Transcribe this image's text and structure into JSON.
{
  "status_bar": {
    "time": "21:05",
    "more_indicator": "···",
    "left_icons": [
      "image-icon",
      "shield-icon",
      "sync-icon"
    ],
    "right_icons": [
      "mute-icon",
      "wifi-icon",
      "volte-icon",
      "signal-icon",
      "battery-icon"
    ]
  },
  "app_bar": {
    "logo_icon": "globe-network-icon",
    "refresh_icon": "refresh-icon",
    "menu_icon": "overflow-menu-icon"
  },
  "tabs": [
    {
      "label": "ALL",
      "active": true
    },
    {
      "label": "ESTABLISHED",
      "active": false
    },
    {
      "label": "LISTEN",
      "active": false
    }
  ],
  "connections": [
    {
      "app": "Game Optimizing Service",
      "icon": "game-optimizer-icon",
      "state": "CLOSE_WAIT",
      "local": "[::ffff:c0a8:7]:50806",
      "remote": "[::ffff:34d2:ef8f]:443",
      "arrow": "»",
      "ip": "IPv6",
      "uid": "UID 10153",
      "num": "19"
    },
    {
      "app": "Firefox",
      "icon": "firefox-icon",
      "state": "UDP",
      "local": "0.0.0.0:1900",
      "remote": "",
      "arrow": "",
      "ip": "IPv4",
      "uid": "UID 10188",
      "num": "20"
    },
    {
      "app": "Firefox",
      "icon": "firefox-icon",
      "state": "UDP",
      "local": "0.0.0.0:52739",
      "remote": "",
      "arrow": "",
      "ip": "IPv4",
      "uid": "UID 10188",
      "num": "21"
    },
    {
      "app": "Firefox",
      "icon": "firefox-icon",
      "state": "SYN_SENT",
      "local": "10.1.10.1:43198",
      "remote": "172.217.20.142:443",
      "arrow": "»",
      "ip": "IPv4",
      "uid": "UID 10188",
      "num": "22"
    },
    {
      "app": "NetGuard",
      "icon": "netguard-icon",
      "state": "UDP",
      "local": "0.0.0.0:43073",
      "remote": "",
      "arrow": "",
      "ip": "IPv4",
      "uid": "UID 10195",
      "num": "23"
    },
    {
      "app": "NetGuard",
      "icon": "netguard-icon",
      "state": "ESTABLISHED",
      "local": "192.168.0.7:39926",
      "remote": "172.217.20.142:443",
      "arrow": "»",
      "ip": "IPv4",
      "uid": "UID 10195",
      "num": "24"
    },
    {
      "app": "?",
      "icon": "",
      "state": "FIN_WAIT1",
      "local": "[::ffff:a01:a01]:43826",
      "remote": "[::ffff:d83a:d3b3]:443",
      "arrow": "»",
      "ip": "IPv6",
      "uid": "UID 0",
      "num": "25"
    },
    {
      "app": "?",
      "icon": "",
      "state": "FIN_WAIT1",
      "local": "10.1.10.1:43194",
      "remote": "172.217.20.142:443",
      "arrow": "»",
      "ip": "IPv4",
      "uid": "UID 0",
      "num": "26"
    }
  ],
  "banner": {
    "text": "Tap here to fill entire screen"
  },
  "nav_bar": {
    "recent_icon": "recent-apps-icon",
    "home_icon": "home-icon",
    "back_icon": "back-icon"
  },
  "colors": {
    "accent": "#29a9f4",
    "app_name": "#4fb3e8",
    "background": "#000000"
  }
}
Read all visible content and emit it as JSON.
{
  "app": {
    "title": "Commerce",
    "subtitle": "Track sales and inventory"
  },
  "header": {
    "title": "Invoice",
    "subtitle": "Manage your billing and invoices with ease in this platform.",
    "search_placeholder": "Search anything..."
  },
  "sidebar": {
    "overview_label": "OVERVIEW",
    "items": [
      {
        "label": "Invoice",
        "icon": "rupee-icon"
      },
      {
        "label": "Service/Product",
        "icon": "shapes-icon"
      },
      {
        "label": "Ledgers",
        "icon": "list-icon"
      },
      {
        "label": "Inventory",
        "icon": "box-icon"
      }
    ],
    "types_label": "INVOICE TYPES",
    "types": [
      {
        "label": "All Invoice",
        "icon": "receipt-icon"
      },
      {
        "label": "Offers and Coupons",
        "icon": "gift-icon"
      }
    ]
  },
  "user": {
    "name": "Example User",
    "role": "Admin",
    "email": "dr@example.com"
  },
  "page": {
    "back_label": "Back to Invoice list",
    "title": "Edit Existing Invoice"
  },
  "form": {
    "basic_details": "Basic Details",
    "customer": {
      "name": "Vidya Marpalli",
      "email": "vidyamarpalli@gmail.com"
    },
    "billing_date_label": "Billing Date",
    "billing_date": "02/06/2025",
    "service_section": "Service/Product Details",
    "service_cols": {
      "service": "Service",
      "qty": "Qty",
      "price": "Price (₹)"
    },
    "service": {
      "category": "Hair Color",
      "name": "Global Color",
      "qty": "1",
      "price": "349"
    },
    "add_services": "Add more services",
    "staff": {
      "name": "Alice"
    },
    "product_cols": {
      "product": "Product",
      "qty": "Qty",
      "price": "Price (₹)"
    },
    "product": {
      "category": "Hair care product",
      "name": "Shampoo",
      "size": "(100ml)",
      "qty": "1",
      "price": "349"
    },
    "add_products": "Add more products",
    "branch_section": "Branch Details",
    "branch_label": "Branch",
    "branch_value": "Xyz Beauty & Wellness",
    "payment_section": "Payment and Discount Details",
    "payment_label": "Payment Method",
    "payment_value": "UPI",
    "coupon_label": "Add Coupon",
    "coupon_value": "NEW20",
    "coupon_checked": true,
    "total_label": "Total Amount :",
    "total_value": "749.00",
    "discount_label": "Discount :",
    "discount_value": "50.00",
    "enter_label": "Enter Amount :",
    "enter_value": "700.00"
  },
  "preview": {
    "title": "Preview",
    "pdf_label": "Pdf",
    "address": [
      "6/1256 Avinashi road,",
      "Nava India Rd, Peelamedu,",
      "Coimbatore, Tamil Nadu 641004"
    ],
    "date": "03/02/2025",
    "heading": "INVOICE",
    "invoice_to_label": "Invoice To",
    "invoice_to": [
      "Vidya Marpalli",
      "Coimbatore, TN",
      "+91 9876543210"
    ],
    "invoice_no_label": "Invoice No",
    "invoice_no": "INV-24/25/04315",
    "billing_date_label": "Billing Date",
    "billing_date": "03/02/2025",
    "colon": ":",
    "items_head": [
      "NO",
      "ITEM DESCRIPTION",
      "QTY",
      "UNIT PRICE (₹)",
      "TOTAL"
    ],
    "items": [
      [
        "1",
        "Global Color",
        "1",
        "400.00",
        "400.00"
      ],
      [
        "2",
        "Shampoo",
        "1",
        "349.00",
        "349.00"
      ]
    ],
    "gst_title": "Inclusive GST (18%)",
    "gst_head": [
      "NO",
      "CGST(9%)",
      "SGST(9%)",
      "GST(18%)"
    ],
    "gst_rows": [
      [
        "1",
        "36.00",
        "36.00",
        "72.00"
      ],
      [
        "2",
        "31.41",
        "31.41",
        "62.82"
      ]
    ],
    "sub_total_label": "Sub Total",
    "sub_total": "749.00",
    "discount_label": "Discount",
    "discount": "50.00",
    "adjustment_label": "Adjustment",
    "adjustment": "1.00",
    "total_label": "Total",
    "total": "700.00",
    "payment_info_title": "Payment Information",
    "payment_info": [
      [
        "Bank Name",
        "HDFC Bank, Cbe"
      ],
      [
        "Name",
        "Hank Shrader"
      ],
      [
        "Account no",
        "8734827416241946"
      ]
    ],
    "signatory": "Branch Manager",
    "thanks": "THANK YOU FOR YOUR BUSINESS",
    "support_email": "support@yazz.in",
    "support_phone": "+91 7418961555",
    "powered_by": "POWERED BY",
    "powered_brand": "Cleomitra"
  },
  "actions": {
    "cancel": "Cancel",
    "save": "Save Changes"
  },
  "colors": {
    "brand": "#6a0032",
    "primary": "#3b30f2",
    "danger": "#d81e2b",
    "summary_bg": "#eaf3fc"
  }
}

==*==

Work required
Your task is to repeat every entry exactly.

Task output
Transcribe this image's text and structure into JSON.
{
  "status_bar": {
    "time": "21:05",
    "more_indicator": "···",
    "left_icons": [
      "image-icon",
      "shield-icon",
      "sync-icon"
    ],
    "right_icons": [
      "mute-icon",
      "wifi-icon",
      "volte-icon",
      "signal-icon",
      "battery-icon"
    ]
  },
  "app_bar": {
    "logo_icon": "globe-network-icon",
    "refresh_icon": "refresh-icon",
    "menu_icon": "overflow-menu-icon"
  },
  "tabs": [
    {
      "label": "ALL",
      "active": true
    },
    {
      "label": "ESTABLISHED",
      "active": false
    },
    {
      "label": "LISTEN",
      "active": false
    }
  ],
  "connections": [
    {
      "app": "Game Optimizing Service",
      "icon": "game-optimizer-icon",
      "state": "CLOSE_WAIT",
      "local": "[::ffff:c0a8:7]:50806",
      "remote": "[::ffff:34d2:ef8f]:443",
      "arrow": "»",
      "ip": "IPv6",
      "uid": "UID 10153",
      "num": "19"
    },
    {
      "app": "Firefox",
      "icon": "firefox-icon",
      "state": "UDP",
      "local": "0.0.0.0:1900",
      "remote": "",
      "arrow": "",
      "ip": "IPv4",
      "uid": "UID 10188",
      "num": "20"
    },
    {
      "app": "Firefox",
      "icon": "firefox-icon",
      "state": "UDP",
      "local": "0.0.0.0:52739",
      "remote": "",
      "arrow": "",
      "ip": "IPv4",
      "uid": "UID 10188",
      "num": "21"
    },
    {
      "app": "Firefox",
      "icon": "firefox-icon",
      "state": "SYN_SENT",
      "local": "10.1.10.1:43198",
      "remote": "172.217.20.142:443",
      "arrow": "»",
      "ip": "IPv4",
      "uid": "UID 10188",
      "num": "22"
    },
    {
      "app": "NetGuard",
      "icon": "netguard-icon",
      "state": "UDP",
      "local": "0.0.0.0:43073",
      "remote": "",
      "arrow": "",
      "ip": "IPv4",
      "uid": "UID 10195",
      "num": "23"
    },
    {
      "app": "NetGuard",
      "icon": "netguard-icon",
      "state": "ESTABLISHED",
      "local": "192.168.0.7:39926",
      "remote": "172.217.20.142:443",
      "arrow": "»",
      "ip": "IPv4",
      "uid": "UID 10195",
      "num": "24"
    },
    {
      "app": "?",
      "icon": "",
      "state": "FIN_WAIT1",
      "local": "[::ffff:a01:a01]:43826",
      "remote": "[::ffff:d83a:d3b3]:443",
      "arrow": "»",
      "ip": "IPv6",
      "uid": "UID 0",
      "num": "25"
    },
    {
      "app": "?",
      "icon": "",
      "state": "FIN_WAIT1",
      "local": "10.1.10.1:43194",
      "remote": "172.217.20.142:443",
      "arrow": "»",
      "ip": "IPv4",
      "uid": "UID 0",
      "num": "26"
    }
  ],
  "banner": {
    "text": "Tap here to fill entire screen"
  },
  "nav_bar": {
    "recent_icon": "recent-apps-icon",
    "home_icon": "home-icon",
    "back_icon": "back-icon"
  },
  "colors": {
    "accent": "#29a9f4",
    "app_name": "#4fb3e8",
    "background": "#000000"
  }
}
Read all visible content and emit it as JSON.
{
  "app": {
    "title": "Commerce",
    "subtitle": "Track sales and inventory"
  },
  "header": {
    "title": "Invoice",
    "subtitle": "Manage your billing and invoices with ease in this platform.",
    "search_placeholder": "Search anything..."
  },
  "sidebar": {
    "overview_label": "OVERVIEW",
    "items": [
      {
        "label": "Invoice",
        "icon": "rupee-icon"
      },
      {
        "label": "Service/Product",
        "icon": "shapes-icon"
      },
      {
        "label": "Ledgers",
        "icon": "list-icon"
      },
      {
        "label": "Inventory",
        "icon": "box-icon"
      }
    ],
    "types_label": "INVOICE TYPES",
    "types": [
      {
        "label": "All Invoice",
        "icon": "receipt-icon"
      },
      {
        "label": "Offers and Coupons",
        "icon": "gift-icon"
      }
    ]
  },
  "user": {
    "name": "Example User",
    "role": "Admin",
    "email": "dr@example.com"
  },
  "page": {
    "back_label": "Back to Invoice list",
    "title": "Edit Existing Invoice"
  },
  "form": {
    "basic_details": "Basic Details",
    "customer": {
      "name": "Vidya Marpalli",
      "email": "vidyamarpalli@gmail.com"
    },
    "billing_date_label": "Billing Date",
    "billing_date": "02/06/2025",
    "service_section": "Service/Product Details",
    "service_cols": {
      "service": "Service",
      "qty": "Qty",
      "price": "Price (₹)"
    },
    "service": {
      "category": "Hair Color",
      "name": "Global Color",
      "qty": "1",
      "price": "349"
    },
    "add_services": "Add more services",
    "staff": {
      "name": "Alice"
    },
    "product_cols": {
      "product": "Product",
      "qty": "Qty",
      "price": "Price (₹)"
    },
    "product": {
      "category": "Hair care product",
      "name": "Shampoo",
      "size": "(100ml)",
      "qty": "1",
      "price": "349"
    },
    "add_products": "Add more products",
    "branch_section": "Branch Details",
    "branch_label": "Branch",
    "branch_value": "Xyz Beauty & Wellness",
    "payment_section": "Payment and Discount Details",
    "payment_label": "Payment Method",
    "payment_value": "UPI",
    "coupon_label": "Add Coupon",
    "coupon_value": "NEW20",
    "coupon_checked": true,
    "total_label": "Total Amount :",
    "total_value": "749.00",
    "discount_label": "Discount :",
    "discount_value": "50.00",
    "enter_label": "Enter Amount :",
    "enter_value": "700.00"
  },
  "preview": {
    "title": "Preview",
    "pdf_label": "Pdf",
    "address": [
      "6/1256 Avinashi road,",
      "Nava India Rd, Peelamedu,",
      "Coimbatore, Tamil Nadu 641004"
    ],
    "date": "03/02/2025",
    "heading": "INVOICE",
    "invoice_to_label": "Invoice To",
    "invoice_to": [
      "Vidya Marpalli",
      "Coimbatore, TN",
      "+91 9876543210"
    ],
    "invoice_no_label": "Invoice No",
    "invoice_no": "INV-24/25/04315",
    "billing_date_label": "Billing Date",
    "billing_date": "03/02/2025",
    "colon": ":",
    "items_head": [
      "NO",
      "ITEM DESCRIPTION",
      "QTY",
      "UNIT PRICE (₹)",
      "TOTAL"
    ],
    "items": [
      [
        "1",
        "Global Color",
        "1",
        "400.00",
        "400.00"
      ],
      [
        "2",
        "Shampoo",
        "1",
        "349.00",
        "349.00"
      ]
    ],
    "gst_title": "Inclusive GST (18%)",
    "gst_head": [
      "NO",
      "CGST(9%)",
      "SGST(9%)",
      "GST(18%)"
    ],
    "gst_rows": [
      [
        "1",
        "36.00",
        "36.00",
        "72.00"
      ],
      [
        "2",
        "31.41",
        "31.41",
        "62.82"
      ]
    ],
    "sub_total_label": "Sub Total",
    "sub_total": "749.00",
    "discount_label": "Discount",
    "discount": "50.00",
    "adjustment_label": "Adjustment",
    "adjustment": "1.00",
    "total_label": "Total",
    "total": "700.00",
    "payment_info_title": "Payment Information",
    "payment_info": [
      [
        "Bank Name",
        "HDFC Bank, Cbe"
      ],
      [
        "Name",
        "Hank Shrader"
      ],
      [
        "Account no",
        "8734827416241946"
      ]
    ],
    "signatory": "Branch Manager",
    "thanks": "THANK YOU FOR YOUR BUSINESS",
    "support_email": "support@yazz.in",
    "support_phone": "+91 7418961555",
    "powered_by": "POWERED BY",
    "powered_brand": "Cleomitra"
  },
  "actions": {
    "cancel": "Cancel",
    "save": "Save Changes"
  },
  "colors": {
    "brand": "#6a0032",
    "primary": "#3b30f2",
    "danger": "#d81e2b",
    "summary_bg": "#eaf3fc"
  }
}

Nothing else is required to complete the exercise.